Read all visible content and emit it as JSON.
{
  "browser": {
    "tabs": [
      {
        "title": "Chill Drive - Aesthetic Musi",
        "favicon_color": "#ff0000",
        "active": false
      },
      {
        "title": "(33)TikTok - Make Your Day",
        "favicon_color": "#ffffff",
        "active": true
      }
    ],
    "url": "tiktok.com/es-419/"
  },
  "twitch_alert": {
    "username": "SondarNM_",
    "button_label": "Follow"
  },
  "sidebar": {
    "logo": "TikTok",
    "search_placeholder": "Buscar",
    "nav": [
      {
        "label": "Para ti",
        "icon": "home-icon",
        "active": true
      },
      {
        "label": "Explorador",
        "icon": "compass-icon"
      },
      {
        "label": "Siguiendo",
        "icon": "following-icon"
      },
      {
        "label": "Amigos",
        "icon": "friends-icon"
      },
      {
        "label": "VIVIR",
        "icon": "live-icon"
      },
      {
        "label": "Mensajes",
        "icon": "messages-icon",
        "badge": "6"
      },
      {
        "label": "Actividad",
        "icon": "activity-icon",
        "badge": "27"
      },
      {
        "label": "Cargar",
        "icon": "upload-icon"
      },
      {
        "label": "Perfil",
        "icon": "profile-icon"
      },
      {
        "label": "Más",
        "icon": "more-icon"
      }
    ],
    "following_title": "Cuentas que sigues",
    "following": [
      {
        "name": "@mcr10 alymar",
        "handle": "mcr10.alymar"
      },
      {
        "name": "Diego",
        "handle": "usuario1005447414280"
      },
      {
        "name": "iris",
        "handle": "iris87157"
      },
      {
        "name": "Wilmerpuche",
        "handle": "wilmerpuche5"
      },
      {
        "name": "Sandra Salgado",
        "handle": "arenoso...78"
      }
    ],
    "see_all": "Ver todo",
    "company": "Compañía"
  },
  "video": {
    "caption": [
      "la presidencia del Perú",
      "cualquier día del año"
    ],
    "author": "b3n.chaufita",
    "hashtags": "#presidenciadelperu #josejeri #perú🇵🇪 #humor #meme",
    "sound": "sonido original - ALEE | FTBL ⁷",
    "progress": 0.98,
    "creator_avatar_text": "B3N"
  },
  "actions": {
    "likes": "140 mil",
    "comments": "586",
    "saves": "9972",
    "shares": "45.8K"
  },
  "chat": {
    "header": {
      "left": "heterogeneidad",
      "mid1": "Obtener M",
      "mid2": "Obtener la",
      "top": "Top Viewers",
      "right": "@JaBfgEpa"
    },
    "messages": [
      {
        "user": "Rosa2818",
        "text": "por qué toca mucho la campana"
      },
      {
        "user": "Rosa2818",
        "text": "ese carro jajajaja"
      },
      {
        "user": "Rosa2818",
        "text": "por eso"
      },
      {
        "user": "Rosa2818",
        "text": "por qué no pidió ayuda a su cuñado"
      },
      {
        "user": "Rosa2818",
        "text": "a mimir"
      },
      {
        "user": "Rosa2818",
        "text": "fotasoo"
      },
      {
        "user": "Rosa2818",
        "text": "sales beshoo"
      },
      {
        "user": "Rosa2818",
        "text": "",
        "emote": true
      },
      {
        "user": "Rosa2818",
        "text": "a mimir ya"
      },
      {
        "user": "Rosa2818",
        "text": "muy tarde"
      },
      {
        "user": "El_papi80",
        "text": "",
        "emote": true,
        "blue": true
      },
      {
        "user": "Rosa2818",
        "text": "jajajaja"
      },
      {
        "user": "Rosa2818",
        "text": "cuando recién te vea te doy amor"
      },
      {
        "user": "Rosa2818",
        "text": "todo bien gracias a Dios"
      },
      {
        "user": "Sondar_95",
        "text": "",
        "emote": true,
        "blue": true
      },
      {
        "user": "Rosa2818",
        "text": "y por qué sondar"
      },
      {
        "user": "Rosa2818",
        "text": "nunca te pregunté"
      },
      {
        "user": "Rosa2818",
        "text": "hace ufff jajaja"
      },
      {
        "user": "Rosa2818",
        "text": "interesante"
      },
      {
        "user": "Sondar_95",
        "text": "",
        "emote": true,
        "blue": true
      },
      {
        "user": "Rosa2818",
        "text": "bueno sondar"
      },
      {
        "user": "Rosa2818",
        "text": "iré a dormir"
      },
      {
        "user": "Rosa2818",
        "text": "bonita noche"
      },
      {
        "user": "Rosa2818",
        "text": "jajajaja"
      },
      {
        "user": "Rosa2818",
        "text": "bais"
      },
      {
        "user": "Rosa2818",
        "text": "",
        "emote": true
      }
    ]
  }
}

■ ■ ■ ■ ■

→ **What to produce**
Extract all lines as given.

→ **Solution to the problem**
Read all visible content and emit it as JSON.
{
  "browser": {
    "tabs": [
      {
        "title": "Chill Drive - Aesthetic Musi",
        "favicon_color": "#ff0000",
        "active": false
      },
      {
        "title": "(33)TikTok - Make Your Day",
        "favicon_color": "#ffffff",
        "active": true
      }
    ],
    "url": "tiktok.com/es-419/"
  },
  "twitch_alert": {
    "username": "SondarNM_",
    "button_label": "Follow"
  },
  "sidebar": {
    "logo": "TikTok",
    "search_placeholder": "Buscar",
    "nav": [
      {
        "label": "Para ti",
        "icon": "home-icon",
        "active": true
      },
      {
        "label": "Explorador",
        "icon": "compass-icon"
      },
      {
        "label": "Siguiendo",
        "icon": "following-icon"
      },
      {
        "label": "Amigos",
        "icon": "friends-icon"
      },
      {
        "label": "VIVIR",
        "icon": "live-icon"
      },
      {
        "label": "Mensajes",
        "icon": "messages-icon",
        "badge": "6"
      },
      {
        "label": "Actividad",
        "icon": "activity-icon",
        "badge": "27"
      },
      {
        "label": "Cargar",
        "icon": "upload-icon"
      },
      {
        "label": "Perfil",
        "icon": "profile-icon"
      },
      {
        "label": "Más",
        "icon": "more-icon"
      }
    ],
    "following_title": "Cuentas que sigues",
    "following": [
      {
        "name": "@mcr10 alymar",
        "handle": "mcr10.alymar"
      },
      {
        "name": "Diego",
        "handle": "usuario1005447414280"
      },
      {
        "name": "iris",
        "handle": "iris87157"
      },
      {
        "name": "Wilmerpuche",
        "handle": "wilmerpuche5"
      },
      {
        "name": "Sandra Salgado",
        "handle": "arenoso...78"
      }
    ],
    "see_all": "Ver todo",
    "company": "Compañía"
  },
  "video": {
    "caption": [
      "la presidencia del Perú",
      "cualquier día del año"
    ],
    "author": "b3n.chaufita",
    "hashtags": "#presidenciadelperu #josejeri #perú🇵🇪 #humor #meme",
    "sound": "sonido original - ALEE | FTBL ⁷",
    "progress": 0.98,
    "creator_avatar_text": "B3N"
  },
  "actions": {
    "likes": "140 mil",
    "comments": "586",
    "saves": "9972",
    "shares": "45.8K"
  },
  "chat": {
    "header": {
      "left": "heterogeneidad",
      "mid1": "Obtener M",
      "mid2": "Obtener la",
      "top": "Top Viewers",
      "right": "@JaBfgEpa"
    },
    "messages": [
      {
        "user": "Rosa2818",
        "text": "por qué toca mucho la campana"
      },
      {
        "user": "Rosa2818",
        "text": "ese carro jajajaja"
      },
      {
        "user": "Rosa2818",
        "text": "por eso"
      },
      {
        "user": "Rosa2818",
        "text": "por qué no pidió ayuda a su cuñado"
      },
      {
        "user": "Rosa2818",
        "text": "a mimir"
      },
      {
        "user": "Rosa2818",
        "text": "fotasoo"
      },
      {
        "user": "Rosa2818",
        "text": "sales beshoo"
      },
      {
        "user": "Rosa2818",
        "text": "",
        "emote": true
      },
      {
        "user": "Rosa2818",
        "text": "a mimir ya"
      },
      {
        "user": "Rosa2818",
        "text": "muy tarde"
      },
      {
        "user": "El_papi80",
        "text": "",
        "emote": true,
        "blue": true
      },
      {
        "user": "Rosa2818",
        "text": "jajajaja"
      },
      {
        "user": "Rosa2818",
        "text": "cuando recién te vea te doy amor"
      },
      {
        "user": "Rosa2818",
        "text": "todo bien gracias a Dios"
      },
      {
        "user": "Sondar_95",
        "text": "",
        "emote": true,
        "blue": true
      },
      {
        "user": "Rosa2818",
        "text": "y por qué sondar"
      },
      {
        "user": "Rosa2818",
        "text": "nunca te pregunté"
      },
      {
        "user": "Rosa2818",
        "text": "hace ufff jajaja"
      },
      {
        "user": "Rosa2818",
        "text": "interesante"
      },
      {
        "user": "Sondar_95",
        "text": "",
        "emote": true,
        "blue": true
      },
      {
        "user": "Rosa2818",
        "text": "bueno sondar"
      },
      {
        "user": "Rosa2818",
        "text": "iré a dormir"
      },
      {
        "user": "Rosa2818",
        "text": "bonita noche"
      },
      {
        "user": "Rosa2818",
        "text": "jajajaja"
      },
      {
        "user": "Rosa2818",
        "text": "bais"
      },
      {
        "user": "Rosa2818",
        "text": "",
        "emote": true
      }
    ]
  }
}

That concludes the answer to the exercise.